# EXERCISE BRIEF:
Each line of the records below that includes "capillary" adds one to the count; state the final count by itself.

Data entries:
⟨

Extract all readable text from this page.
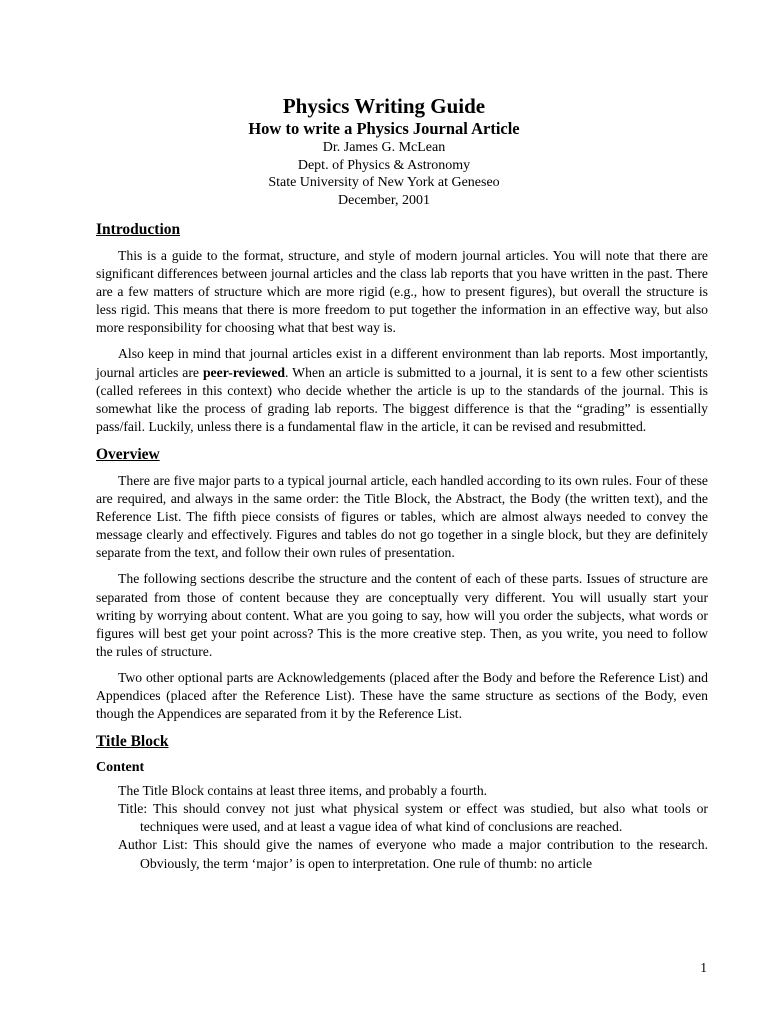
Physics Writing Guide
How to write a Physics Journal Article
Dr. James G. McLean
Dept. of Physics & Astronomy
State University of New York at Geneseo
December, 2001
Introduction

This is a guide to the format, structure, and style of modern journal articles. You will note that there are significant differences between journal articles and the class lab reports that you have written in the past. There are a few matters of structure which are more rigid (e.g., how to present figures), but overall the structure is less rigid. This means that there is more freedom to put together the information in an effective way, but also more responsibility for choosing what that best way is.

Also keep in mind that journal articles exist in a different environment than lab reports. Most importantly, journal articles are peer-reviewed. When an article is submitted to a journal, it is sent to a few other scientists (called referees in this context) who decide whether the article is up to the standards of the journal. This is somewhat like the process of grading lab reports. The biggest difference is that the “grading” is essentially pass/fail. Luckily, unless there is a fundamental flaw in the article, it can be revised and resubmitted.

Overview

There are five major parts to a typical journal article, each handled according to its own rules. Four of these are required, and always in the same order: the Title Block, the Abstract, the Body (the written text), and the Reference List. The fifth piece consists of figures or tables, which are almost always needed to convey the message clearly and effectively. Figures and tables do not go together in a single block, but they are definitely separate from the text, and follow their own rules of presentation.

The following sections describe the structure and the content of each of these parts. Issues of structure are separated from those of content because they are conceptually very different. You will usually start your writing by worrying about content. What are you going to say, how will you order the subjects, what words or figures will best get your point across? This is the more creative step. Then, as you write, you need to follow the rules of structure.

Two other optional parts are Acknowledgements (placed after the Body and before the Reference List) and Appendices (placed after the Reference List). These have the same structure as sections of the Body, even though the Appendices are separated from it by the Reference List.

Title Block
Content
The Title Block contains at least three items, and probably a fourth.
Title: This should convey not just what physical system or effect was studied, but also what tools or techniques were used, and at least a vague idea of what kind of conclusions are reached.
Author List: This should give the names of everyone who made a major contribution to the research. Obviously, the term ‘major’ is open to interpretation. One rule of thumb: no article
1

⟩
⟨

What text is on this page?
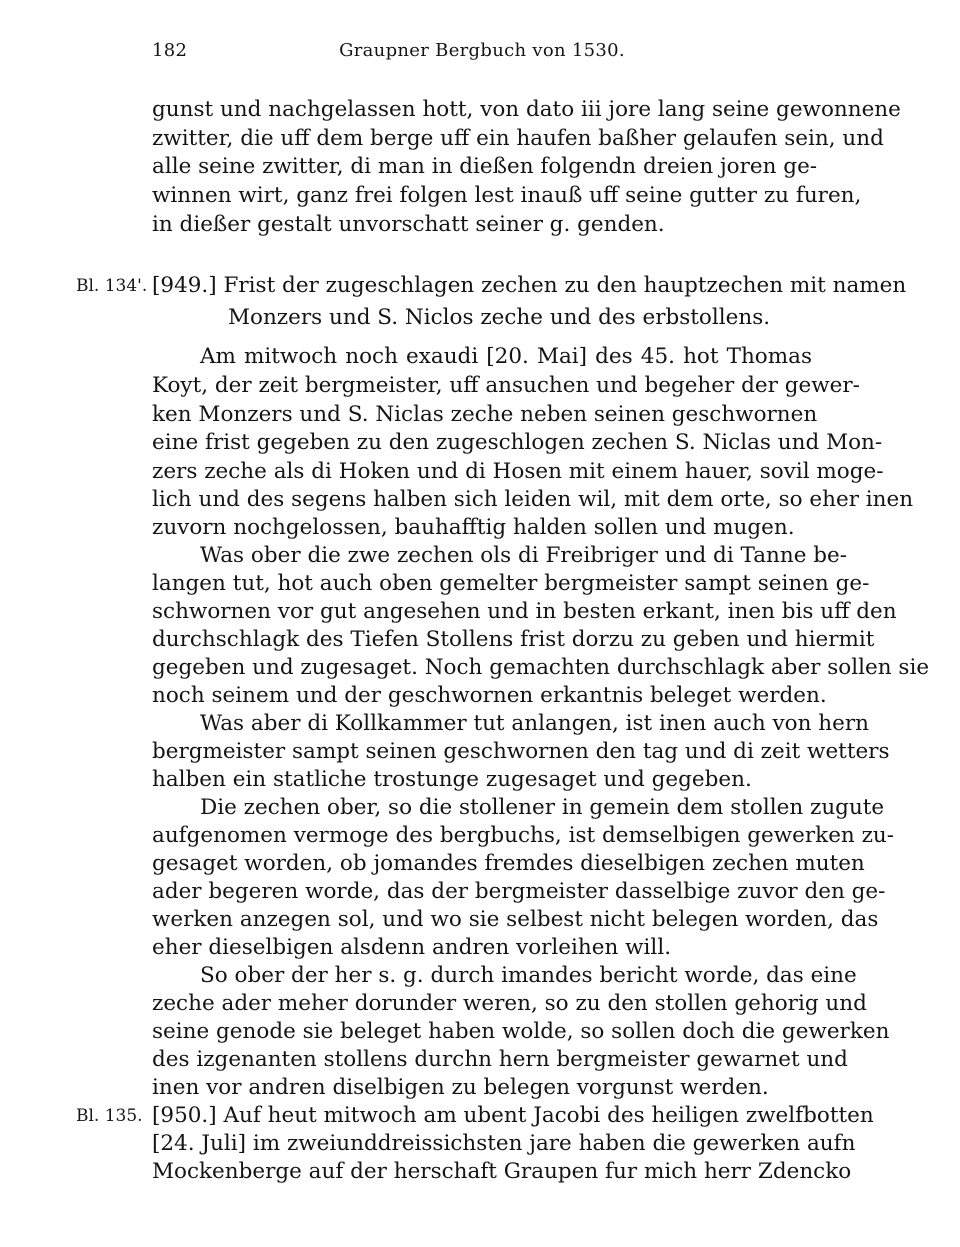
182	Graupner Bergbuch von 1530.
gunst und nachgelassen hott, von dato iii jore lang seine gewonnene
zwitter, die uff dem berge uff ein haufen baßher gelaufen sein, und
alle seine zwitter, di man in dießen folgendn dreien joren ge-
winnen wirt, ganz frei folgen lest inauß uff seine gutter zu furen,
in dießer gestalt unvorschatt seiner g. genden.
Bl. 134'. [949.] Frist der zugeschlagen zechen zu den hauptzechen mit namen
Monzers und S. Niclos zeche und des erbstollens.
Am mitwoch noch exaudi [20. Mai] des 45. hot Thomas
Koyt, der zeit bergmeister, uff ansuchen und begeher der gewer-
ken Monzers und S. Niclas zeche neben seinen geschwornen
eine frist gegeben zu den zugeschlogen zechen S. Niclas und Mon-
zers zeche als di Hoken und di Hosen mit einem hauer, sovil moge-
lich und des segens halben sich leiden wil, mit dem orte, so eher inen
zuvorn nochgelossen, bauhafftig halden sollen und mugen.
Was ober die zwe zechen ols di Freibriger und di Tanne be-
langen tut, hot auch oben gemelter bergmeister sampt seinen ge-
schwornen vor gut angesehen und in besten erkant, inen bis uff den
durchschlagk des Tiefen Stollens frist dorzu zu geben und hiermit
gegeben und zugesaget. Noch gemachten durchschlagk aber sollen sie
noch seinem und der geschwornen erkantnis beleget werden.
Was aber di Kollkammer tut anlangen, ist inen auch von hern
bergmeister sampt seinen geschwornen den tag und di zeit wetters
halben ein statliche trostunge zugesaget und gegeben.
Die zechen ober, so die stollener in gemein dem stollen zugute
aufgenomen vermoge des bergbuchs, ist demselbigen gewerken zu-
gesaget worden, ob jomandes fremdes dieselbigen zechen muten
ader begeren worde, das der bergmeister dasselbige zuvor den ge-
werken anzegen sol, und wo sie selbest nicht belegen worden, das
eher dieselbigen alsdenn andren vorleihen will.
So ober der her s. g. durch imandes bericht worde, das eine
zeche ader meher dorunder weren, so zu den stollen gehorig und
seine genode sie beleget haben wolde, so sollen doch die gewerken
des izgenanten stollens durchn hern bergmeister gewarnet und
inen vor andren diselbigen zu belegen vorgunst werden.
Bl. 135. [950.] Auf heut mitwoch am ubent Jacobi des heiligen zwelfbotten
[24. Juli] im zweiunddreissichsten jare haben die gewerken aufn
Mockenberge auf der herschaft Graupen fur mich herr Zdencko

⟩
⟨

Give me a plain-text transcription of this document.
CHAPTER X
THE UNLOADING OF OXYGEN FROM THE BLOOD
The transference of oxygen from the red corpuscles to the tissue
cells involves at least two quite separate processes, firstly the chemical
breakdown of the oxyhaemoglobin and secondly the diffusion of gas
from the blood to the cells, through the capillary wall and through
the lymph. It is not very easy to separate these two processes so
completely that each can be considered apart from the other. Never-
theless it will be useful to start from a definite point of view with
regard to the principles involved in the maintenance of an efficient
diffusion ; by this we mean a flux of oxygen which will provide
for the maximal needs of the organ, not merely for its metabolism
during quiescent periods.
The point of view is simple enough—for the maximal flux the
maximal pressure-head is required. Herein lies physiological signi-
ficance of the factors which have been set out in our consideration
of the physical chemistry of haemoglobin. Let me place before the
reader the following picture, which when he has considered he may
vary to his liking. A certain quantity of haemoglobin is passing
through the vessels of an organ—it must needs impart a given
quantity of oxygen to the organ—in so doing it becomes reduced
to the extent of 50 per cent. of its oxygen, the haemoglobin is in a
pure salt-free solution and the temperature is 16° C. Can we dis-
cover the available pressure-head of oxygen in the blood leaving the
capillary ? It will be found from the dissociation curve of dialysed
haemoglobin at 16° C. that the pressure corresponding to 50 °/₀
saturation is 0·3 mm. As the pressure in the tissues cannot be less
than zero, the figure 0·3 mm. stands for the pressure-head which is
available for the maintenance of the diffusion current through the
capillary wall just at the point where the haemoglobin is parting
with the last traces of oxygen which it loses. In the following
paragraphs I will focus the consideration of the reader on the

⟩

# PROBLEM SOLUTION:
3